- **WHAT IS NEEDED**:
Restate the listing that follows word for word, without its pictures.

- **Collected data**:
· · · ·
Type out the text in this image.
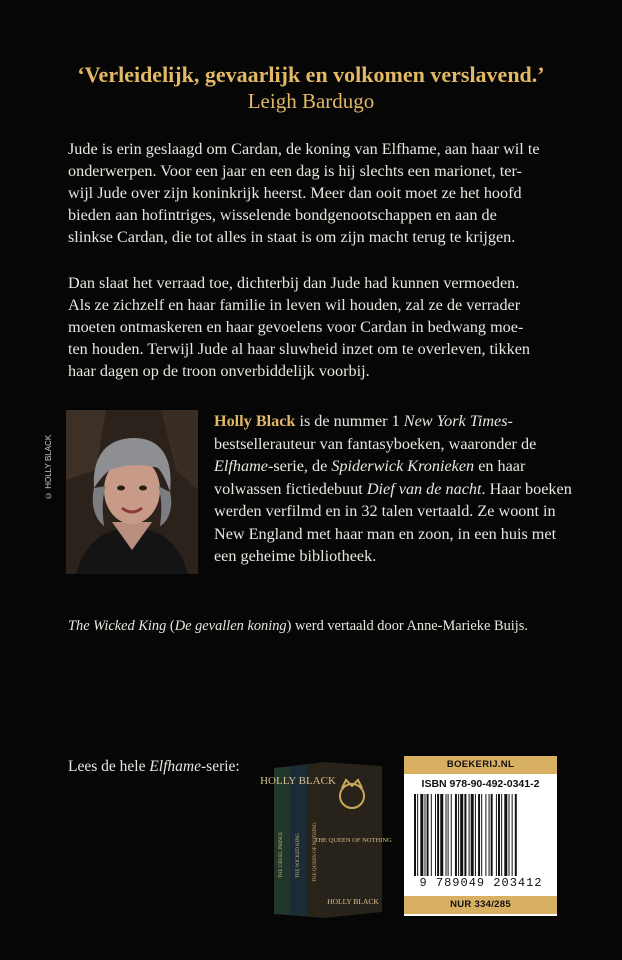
‘Verleidelijk, gevaarlijk en volkomen verslavend.’
Leigh Bardugo

Jude is erin geslaagd om Cardan, de koning van Elfhame, aan haar wil te

onderwerpen. Voor een jaar en een dag is hij slechts een marionet, ter-

wijl Jude over zijn koninkrijk heerst. Meer dan ooit moet ze het hoofd

bieden aan hofintriges, wisselende bondgenootschappen en aan de

slinkse Cardan, die tot alles in staat is om zijn macht terug te krijgen.

Dan slaat het verraad toe, dichterbij dan Jude had kunnen vermoeden.

Als ze zichzelf en haar familie in leven wil houden, zal ze de verrader

moeten ontmaskeren en haar gevoelens voor Cardan in bedwang moe-

ten houden. Terwijl Jude al haar sluwheid inzet om te overleven, tikken

haar dagen op de troon onverbiddelijk voorbij.

© HOLLY BLACK
Holly Black is de nummer 1 New York Times-bestsellerauteur van fantasyboeken, waaronder de Elfhame-serie, de Spiderwick Kronieken en haar volwassen fictiedebuut Dief van de nacht. Haar boeken werden verfilmd en in 32 talen vertaald. Ze woont in New England met haar man en zoon, in een huis met een geheime bibliotheek.
The Wicked King (De gevallen koning) werd vertaald door Anne-Marieke Buijs.
Lees de hele Elfhame-serie:
HOLLY BLACK
THE CRUEL PRINCE THE WICKED KING THE QUEEN OF NOTHING
THE QUEEN OF NOTHING
HOLLY BLACK
BOEKERIJ.NL
ISBN 978-90-492-0341-2
9 789049 203412
NUR 334/285
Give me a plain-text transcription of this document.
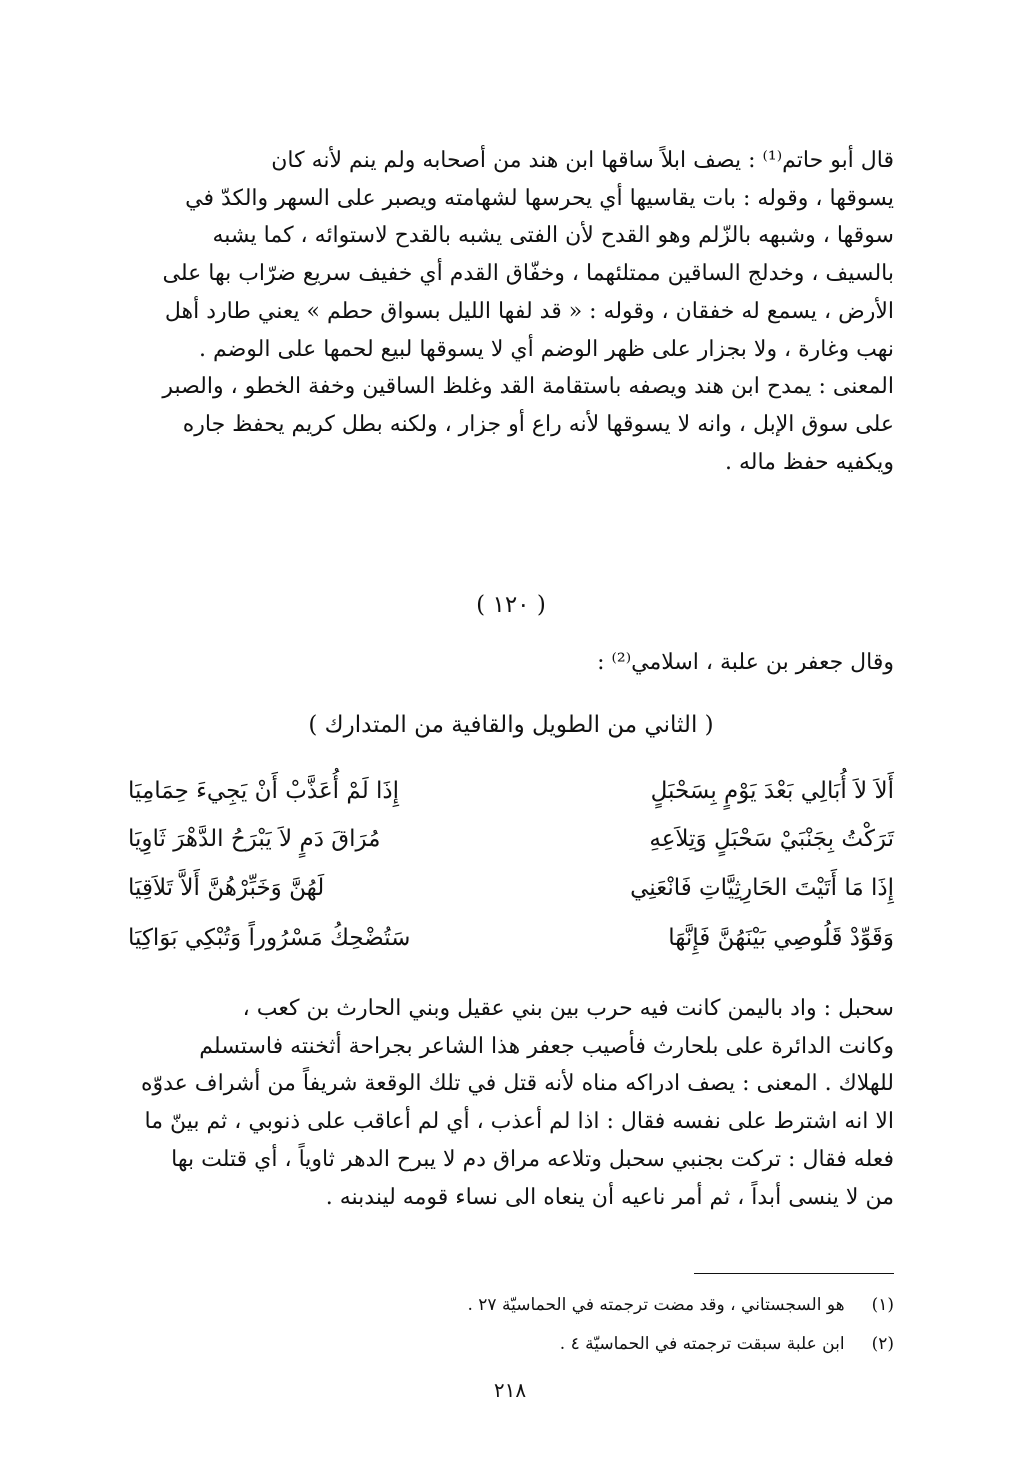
قال أبو حاتم⁽¹⁾ : يصف ابلاً ساقها ابن هند من أصحابه ولم ينم لأنه كان

يسوقها ، وقوله : بات يقاسيها أي يحرسها لشهامته ويصبر على السهر والكدّ في

سوقها ، وشبهه بالزّلم وهو القدح لأن الفتى يشبه بالقدح لاستوائه ، كما يشبه

بالسيف ، وخدلج الساقين ممتلئهما ، وخفّاق القدم أي خفيف سريع ضرّاب بها على

الأرض ، يسمع له خفقان ، وقوله : « قد لفها الليل بسواق حطم » يعني طارد أهل

نهب وغارة ، ولا بجزار على ظهر الوضم أي لا يسوقها لبيع لحمها على الوضم .

المعنى : يمدح ابن هند ويصفه باستقامة القد وغلظ الساقين وخفة الخطو ، والصبر

على سوق الإبل ، وانه لا يسوقها لأنه راع أو جزار ، ولكنه بطل كريم يحفظ جاره

ويكفيه حفظ ماله .

( ١٢٠ )
وقال جعفر بن علبة ، اسلامي⁽²⁾ :
( الثاني من الطويل والقافية من المتدارك )
أَلاَ لاَ أُبَالِي بَعْدَ يَوْمٍ بِسَحْبَلٍ
إِذَا لَمْ أُعَذَّبْ أَنْ يَجِيءَ حِمَامِيَا
تَرَكْتُ بِجَنْبَيْ سَحْبَلٍ وَتِلاَعِهِ
مُرَاقَ دَمٍ لاَ يَبْرَحُ الدَّهْرَ ثَاوِيَا
إِذَا مَا أَتَيْتَ الحَارِثِيَّاتِ فَانْعَنِي
لَهُنَّ وَخَبِّرْهُنَّ أَلاَّ تَلاَقِيَا
وَقَوِّدْ قَلُوصِي بَيْنَهُنَّ فَإِنَّهَا
سَتُضْحِكُ مَسْرُوراً وَتُبْكِي بَوَاكِيَا

سحبل : واد باليمن كانت فيه حرب بين بني عقيل وبني الحارث بن كعب ،

وكانت الدائرة على بلحارث فأصيب جعفر هذا الشاعر بجراحة أثخنته فاستسلم

للهلاك . المعنى : يصف ادراكه مناه لأنه قتل في تلك الوقعة شريفاً من أشراف عدوّه

الا انه اشترط على نفسه فقال : اذا لم أعذب ، أي لم أعاقب على ذنوبي ، ثم بينّ ما

فعله فقال : تركت بجنبي سحبل وتلاعه مراق دم لا يبرح الدهر ثاوياً ، أي قتلت بها

من لا ينسى أبداً ، ثم أمر ناعيه أن ينعاه الى نساء قومه ليندبنه .

(١) هو السجستاني ، وقد مضت ترجمته في الحماسيّة ٢٧ .
(٢) ابن علبة سبقت ترجمته في الحماسيّة ٤ .
٢١٨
· · · ·
- **COMPLETE OUTPUT**:
Type out the text in this image.
‘Verleidelijk, gevaarlijk en volkomen verslavend.’
Leigh Bardugo

Jude is erin geslaagd om Cardan, de koning van Elfhame, aan haar wil te

onderwerpen. Voor een jaar en een dag is hij slechts een marionet, ter-

wijl Jude over zijn koninkrijk heerst. Meer dan ooit moet ze het hoofd

bieden aan hofintriges, wisselende bondgenootschappen en aan de

slinkse Cardan, die tot alles in staat is om zijn macht terug te krijgen.

Dan slaat het verraad toe, dichterbij dan Jude had kunnen vermoeden.

Als ze zichzelf en haar familie in leven wil houden, zal ze de verrader

moeten ontmaskeren en haar gevoelens voor Cardan in bedwang moe-

ten houden. Terwijl Jude al haar sluwheid inzet om te overleven, tikken

haar dagen op de troon onverbiddelijk voorbij.

© HOLLY BLACK
Holly Black is de nummer 1 New York Times-bestsellerauteur van fantasyboeken, waaronder de Elfhame-serie, de Spiderwick Kronieken en haar volwassen fictiedebuut Dief van de nacht. Haar boeken werden verfilmd en in 32 talen vertaald. Ze woont in New England met haar man en zoon, in een huis met een geheime bibliotheek.
The Wicked King (De gevallen koning) werd vertaald door Anne-Marieke Buijs.
Lees de hele Elfhame-serie:
HOLLY BLACK
THE CRUEL PRINCE THE WICKED KING THE QUEEN OF NOTHING
THE QUEEN OF NOTHING
HOLLY BLACK
BOEKERIJ.NL
ISBN 978-90-492-0341-2
9 789049 203412
NUR 334/285
Give me a plain-text transcription of this document.
قال أبو حاتم⁽¹⁾ : يصف ابلاً ساقها ابن هند من أصحابه ولم ينم لأنه كان

يسوقها ، وقوله : بات يقاسيها أي يحرسها لشهامته ويصبر على السهر والكدّ في

سوقها ، وشبهه بالزّلم وهو القدح لأن الفتى يشبه بالقدح لاستوائه ، كما يشبه

بالسيف ، وخدلج الساقين ممتلئهما ، وخفّاق القدم أي خفيف سريع ضرّاب بها على

الأرض ، يسمع له خفقان ، وقوله : « قد لفها الليل بسواق حطم » يعني طارد أهل

نهب وغارة ، ولا بجزار على ظهر الوضم أي لا يسوقها لبيع لحمها على الوضم .

المعنى : يمدح ابن هند ويصفه باستقامة القد وغلظ الساقين وخفة الخطو ، والصبر

على سوق الإبل ، وانه لا يسوقها لأنه راع أو جزار ، ولكنه بطل كريم يحفظ جاره

ويكفيه حفظ ماله .

( ١٢٠ )
وقال جعفر بن علبة ، اسلامي⁽²⁾ :
( الثاني من الطويل والقافية من المتدارك )
أَلاَ لاَ أُبَالِي بَعْدَ يَوْمٍ بِسَحْبَلٍ
إِذَا لَمْ أُعَذَّبْ أَنْ يَجِيءَ حِمَامِيَا
تَرَكْتُ بِجَنْبَيْ سَحْبَلٍ وَتِلاَعِهِ
مُرَاقَ دَمٍ لاَ يَبْرَحُ الدَّهْرَ ثَاوِيَا
إِذَا مَا أَتَيْتَ الحَارِثِيَّاتِ فَانْعَنِي
لَهُنَّ وَخَبِّرْهُنَّ أَلاَّ تَلاَقِيَا
وَقَوِّدْ قَلُوصِي بَيْنَهُنَّ فَإِنَّهَا
سَتُضْحِكُ مَسْرُوراً وَتُبْكِي بَوَاكِيَا

سحبل : واد باليمن كانت فيه حرب بين بني عقيل وبني الحارث بن كعب ،

وكانت الدائرة على بلحارث فأصيب جعفر هذا الشاعر بجراحة أثخنته فاستسلم

للهلاك . المعنى : يصف ادراكه مناه لأنه قتل في تلك الوقعة شريفاً من أشراف عدوّه

الا انه اشترط على نفسه فقال : اذا لم أعذب ، أي لم أعاقب على ذنوبي ، ثم بينّ ما

فعله فقال : تركت بجنبي سحبل وتلاعه مراق دم لا يبرح الدهر ثاوياً ، أي قتلت بها

من لا ينسى أبداً ، ثم أمر ناعيه أن ينعاه الى نساء قومه ليندبنه .

(١) هو السجستاني ، وقد مضت ترجمته في الحماسيّة ٢٧ .
(٢) ابن علبة سبقت ترجمته في الحماسيّة ٤ .
٢١٨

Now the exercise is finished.